Quote the whole listing exactly. Leave the pictures out of your copy.
[Start PROVIDED MATERIAL]
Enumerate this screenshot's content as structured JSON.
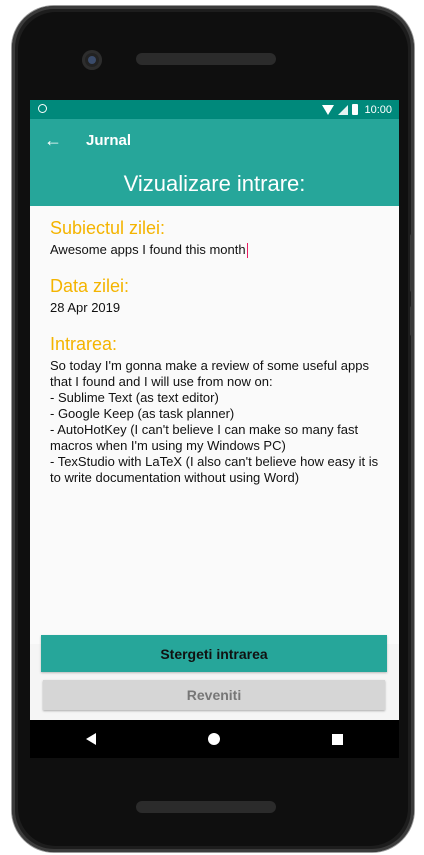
{
  "statusbar": {
    "time": "10:00"
  },
  "appbar": {
    "title": "Jurnal",
    "back_icon": "arrow-left-icon"
  },
  "header": {
    "title": "Vizualizare intrare:"
  },
  "fields": {
    "subject_label": "Subiectul zilei:",
    "subject_value": "Awesome apps I found this month",
    "date_label": "Data zilei:",
    "date_value": "28 Apr 2019",
    "entry_label": "Intrarea:",
    "entry_value": "So today I'm gonna make a review of some useful apps that I found and I will use from now on:\n- Sublime Text (as text editor)\n- Google Keep (as task planner)\n- AutoHotKey (I can't believe I can make so many fast macros when I'm using my Windows PC)\n- TexStudio with LaTeX (I also can't believe how easy it is to write documentation without using Word)"
  },
  "buttons": {
    "delete_label": "Stergeti intrarea",
    "back_label": "Reveniti"
  },
  "colors": {
    "primary": "#26a69a",
    "primary_dark": "#00897b",
    "accent_label": "#f4b400"
  }
}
[End PROVIDED MATERIAL]
* **EXERCISE OUTPUT**
Enumerate this screenshot's content as structured JSON.
{
  "statusbar": {
    "time": "10:00"
  },
  "appbar": {
    "title": "Jurnal",
    "back_icon": "arrow-left-icon"
  },
  "header": {
    "title": "Vizualizare intrare:"
  },
  "fields": {
    "subject_label": "Subiectul zilei:",
    "subject_value": "Awesome apps I found this month",
    "date_label": "Data zilei:",
    "date_value": "28 Apr 2019",
    "entry_label": "Intrarea:",
    "entry_value": "So today I'm gonna make a review of some useful apps that I found and I will use from now on:\n- Sublime Text (as text editor)\n- Google Keep (as task planner)\n- AutoHotKey (I can't believe I can make so many fast macros when I'm using my Windows PC)\n- TexStudio with LaTeX (I also can't believe how easy it is to write documentation without using Word)"
  },
  "buttons": {
    "delete_label": "Stergeti intrarea",
    "back_label": "Reveniti"
  },
  "colors": {
    "primary": "#26a69a",
    "primary_dark": "#00897b",
    "accent_label": "#f4b400"
  }
}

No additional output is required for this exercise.